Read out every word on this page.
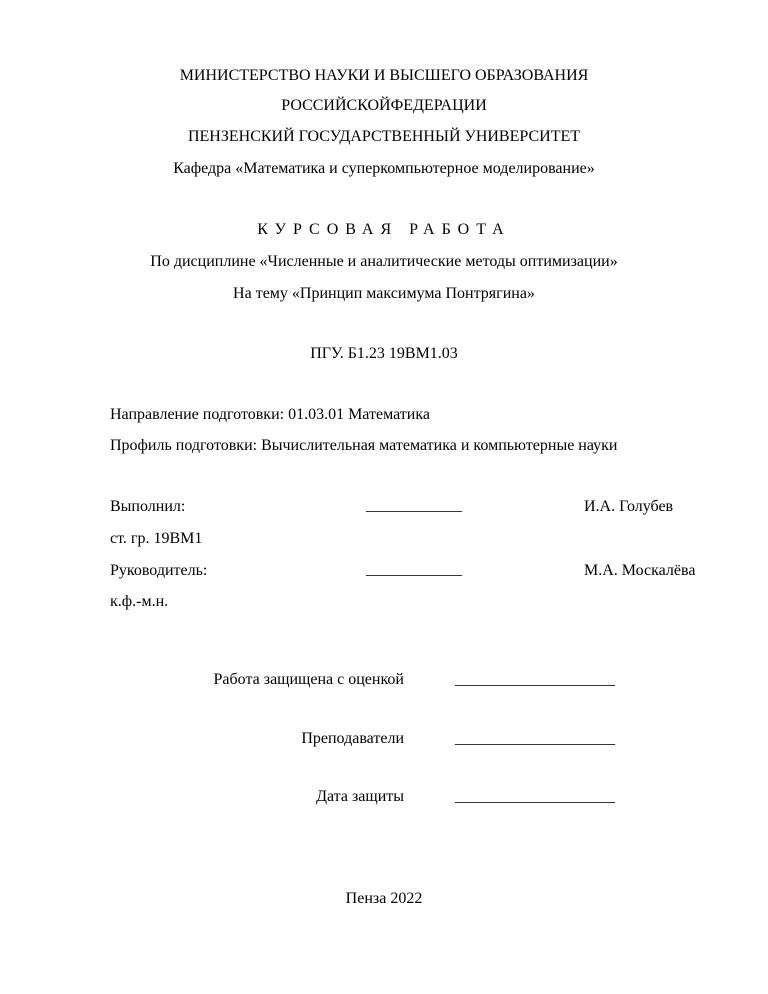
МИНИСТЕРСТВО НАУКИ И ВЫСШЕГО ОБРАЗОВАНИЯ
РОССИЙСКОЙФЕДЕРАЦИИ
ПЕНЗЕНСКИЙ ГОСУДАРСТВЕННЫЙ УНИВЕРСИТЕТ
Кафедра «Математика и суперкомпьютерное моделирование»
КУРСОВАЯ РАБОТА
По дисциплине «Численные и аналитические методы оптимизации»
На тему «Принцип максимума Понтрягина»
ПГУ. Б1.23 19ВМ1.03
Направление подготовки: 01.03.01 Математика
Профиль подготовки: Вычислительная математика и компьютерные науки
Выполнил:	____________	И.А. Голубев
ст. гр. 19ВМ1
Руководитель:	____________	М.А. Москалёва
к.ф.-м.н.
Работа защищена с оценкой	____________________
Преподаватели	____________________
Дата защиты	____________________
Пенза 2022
--
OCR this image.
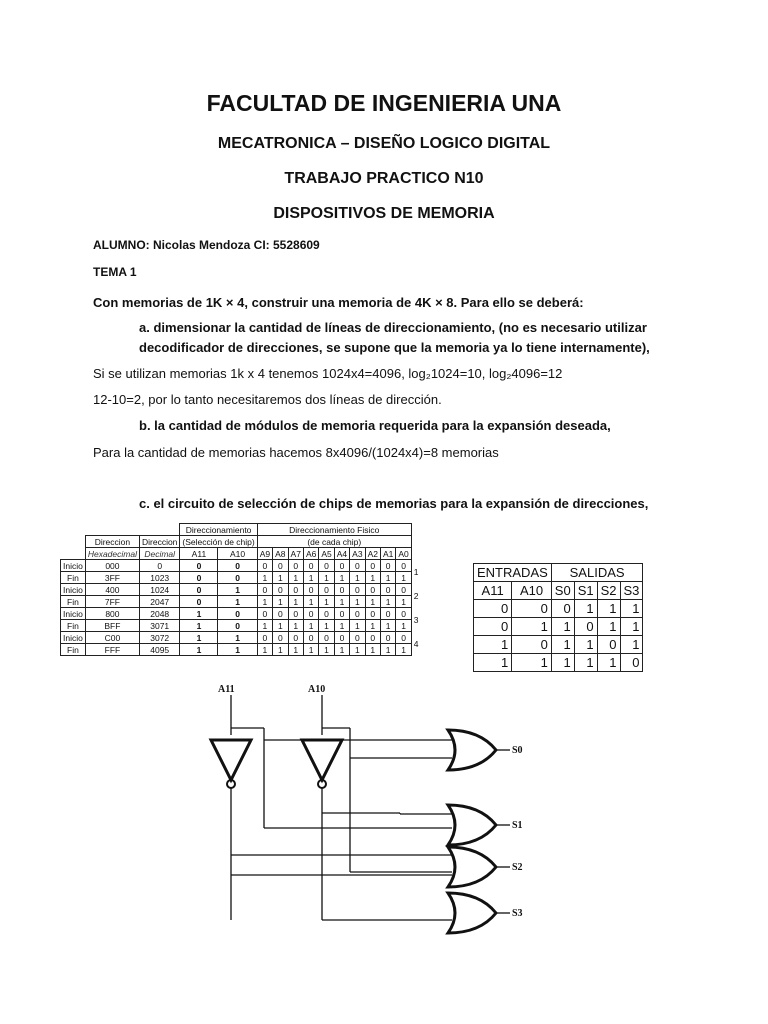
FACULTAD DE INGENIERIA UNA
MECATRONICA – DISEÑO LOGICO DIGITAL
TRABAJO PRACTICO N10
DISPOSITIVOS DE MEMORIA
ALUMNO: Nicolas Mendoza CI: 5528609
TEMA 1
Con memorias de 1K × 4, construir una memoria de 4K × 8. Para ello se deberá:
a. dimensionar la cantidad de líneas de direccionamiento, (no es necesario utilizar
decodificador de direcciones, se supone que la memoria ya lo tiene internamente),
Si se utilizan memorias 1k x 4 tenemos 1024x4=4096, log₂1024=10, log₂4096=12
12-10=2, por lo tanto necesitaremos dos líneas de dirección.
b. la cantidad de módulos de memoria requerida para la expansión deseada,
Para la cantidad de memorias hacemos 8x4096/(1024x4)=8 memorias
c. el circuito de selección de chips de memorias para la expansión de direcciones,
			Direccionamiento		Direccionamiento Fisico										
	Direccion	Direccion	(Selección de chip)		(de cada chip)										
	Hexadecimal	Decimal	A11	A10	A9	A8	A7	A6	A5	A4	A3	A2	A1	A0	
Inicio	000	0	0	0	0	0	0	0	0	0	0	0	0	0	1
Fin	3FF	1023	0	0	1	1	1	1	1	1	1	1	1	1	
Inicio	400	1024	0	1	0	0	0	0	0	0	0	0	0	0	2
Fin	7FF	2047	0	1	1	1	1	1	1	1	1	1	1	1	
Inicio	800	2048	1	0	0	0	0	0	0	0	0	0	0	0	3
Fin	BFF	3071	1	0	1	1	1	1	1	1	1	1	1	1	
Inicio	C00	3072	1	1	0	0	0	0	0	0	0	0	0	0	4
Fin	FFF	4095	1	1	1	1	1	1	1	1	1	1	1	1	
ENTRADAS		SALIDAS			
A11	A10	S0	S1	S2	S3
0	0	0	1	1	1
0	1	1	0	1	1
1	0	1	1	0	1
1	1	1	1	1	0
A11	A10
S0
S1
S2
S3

● **Instructions to follow**
Extract every line above containing the word "direcciones".

● **Expected answer**
decodificador de direcciones, se supone que la memoria ya lo tiene internamente),
c. el circuito de selección de chips de memorias para la expansión de direcciones,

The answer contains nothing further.